» Data listing
****************************************
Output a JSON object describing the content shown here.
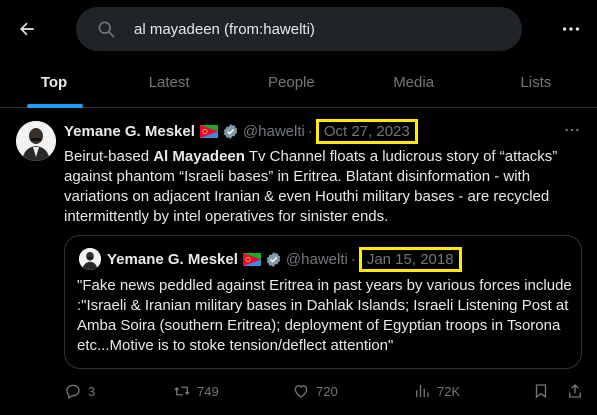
{
  "search": {
    "query": "al mayadeen (from:hawelti)"
  },
  "tabs": [
    {
      "label": "Top"
    },
    {
      "label": "Latest"
    },
    {
      "label": "People"
    },
    {
      "label": "Media"
    },
    {
      "label": "Lists"
    }
  ],
  "tweet": {
    "author_name": "Yemane G. Meskel",
    "handle": "@hawelti",
    "separator": "·",
    "date": "Oct 27, 2023",
    "body_prefix": "Beirut-based ",
    "body_bold": "Al Mayadeen",
    "body_suffix": " Tv Channel floats a ludicrous story of “attacks” against phantom “Israeli bases” in Eritrea. Blatant disinformation - with variations on adjacent Iranian & even Houthi military bases  - are recycled intermittently by intel operatives for sinister ends.",
    "quote": {
      "author_name": "Yemane G. Meskel",
      "handle": "@hawelti",
      "separator": "·",
      "date": "Jan 15, 2018",
      "text": "\"Fake news peddled against Eritrea in past years by various forces include :\"Israeli & Iranian military bases in Dahlak Islands; Israeli Listening Post at Amba Soira (southern Eritrea); deployment of Egyptian troops in Tsorona etc...Motive is to stoke tension/deflect attention\""
    },
    "stats": {
      "replies": "3",
      "reposts": "749",
      "likes": "720",
      "views": "72K"
    }
  },
  "colors": {
    "accent": "#1d9bf0",
    "highlight_box": "#ffea00",
    "muted": "#71767b",
    "background": "#000000"
  },
  "icons": [
    "back-arrow-icon",
    "search-icon",
    "more-icon",
    "flag-icon",
    "verified-icon",
    "reply-icon",
    "repost-icon",
    "like-icon",
    "views-icon",
    "bookmark-icon",
    "share-icon"
  ]
}
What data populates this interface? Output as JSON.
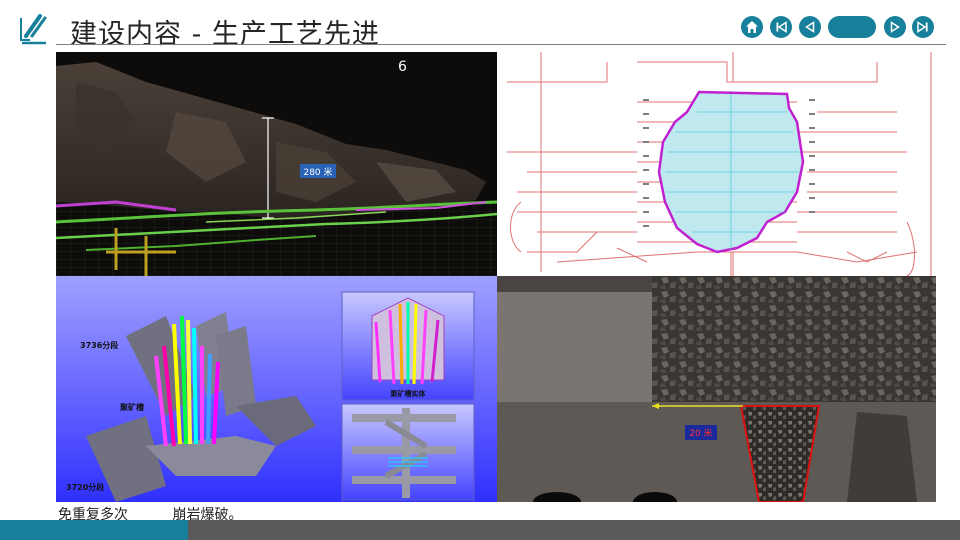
{
  "header": {
    "title": "建设内容 - 生产工艺先进"
  },
  "nav": {
    "home_icon": "home-icon",
    "first_icon": "skip-first-icon",
    "prev_icon": "prev-icon",
    "next_icon": "next-icon",
    "last_icon": "skip-last-icon",
    "accent_color": "#17809a"
  },
  "slide": {
    "page_number": "6"
  },
  "figures": {
    "orebody_height_label": "280 米",
    "section_upper_label": "3736分段",
    "section_lower_label": "3720分段",
    "chute_label": "聚矿槽",
    "chute_body_label": "聚矿槽实体",
    "draw_width_label": "20 米"
  },
  "caption": {
    "text": "免重复多次          崩岩爆破。"
  },
  "footer": {
    "left_color": "#17809a",
    "right_color": "#595959"
  }
}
****************************************
» Written problem
Would you return the data exactly as written, without the pictures?

» Output for this exercise
Output a JSON object describing the content shown here.
{
  "search": {
    "query": "al mayadeen (from:hawelti)"
  },
  "tabs": [
    {
      "label": "Top"
    },
    {
      "label": "Latest"
    },
    {
      "label": "People"
    },
    {
      "label": "Media"
    },
    {
      "label": "Lists"
    }
  ],
  "tweet": {
    "author_name": "Yemane G. Meskel",
    "handle": "@hawelti",
    "separator": "·",
    "date": "Oct 27, 2023",
    "body_prefix": "Beirut-based ",
    "body_bold": "Al Mayadeen",
    "body_suffix": " Tv Channel floats a ludicrous story of “attacks” against phantom “Israeli bases” in Eritrea. Blatant disinformation - with variations on adjacent Iranian & even Houthi military bases  - are recycled intermittently by intel operatives for sinister ends.",
    "quote": {
      "author_name": "Yemane G. Meskel",
      "handle": "@hawelti",
      "separator": "·",
      "date": "Jan 15, 2018",
      "text": "\"Fake news peddled against Eritrea in past years by various forces include :\"Israeli & Iranian military bases in Dahlak Islands; Israeli Listening Post at Amba Soira (southern Eritrea); deployment of Egyptian troops in Tsorona etc...Motive is to stoke tension/deflect attention\""
    },
    "stats": {
      "replies": "3",
      "reposts": "749",
      "likes": "720",
      "views": "72K"
    }
  },
  "colors": {
    "accent": "#1d9bf0",
    "highlight_box": "#ffea00",
    "muted": "#71767b",
    "background": "#000000"
  },
  "icons": [
    "back-arrow-icon",
    "search-icon",
    "more-icon",
    "flag-icon",
    "verified-icon",
    "reply-icon",
    "repost-icon",
    "like-icon",
    "views-icon",
    "bookmark-icon",
    "share-icon"
  ]
}
What data populates this interface? Output as JSON.
{
  "header": {
    "title": "建设内容 - 生产工艺先进"
  },
  "nav": {
    "home_icon": "home-icon",
    "first_icon": "skip-first-icon",
    "prev_icon": "prev-icon",
    "next_icon": "next-icon",
    "last_icon": "skip-last-icon",
    "accent_color": "#17809a"
  },
  "slide": {
    "page_number": "6"
  },
  "figures": {
    "orebody_height_label": "280 米",
    "section_upper_label": "3736分段",
    "section_lower_label": "3720分段",
    "chute_label": "聚矿槽",
    "chute_body_label": "聚矿槽实体",
    "draw_width_label": "20 米"
  },
  "caption": {
    "text": "免重复多次          崩岩爆破。"
  },
  "footer": {
    "left_color": "#17809a",
    "right_color": "#595959"
  }
}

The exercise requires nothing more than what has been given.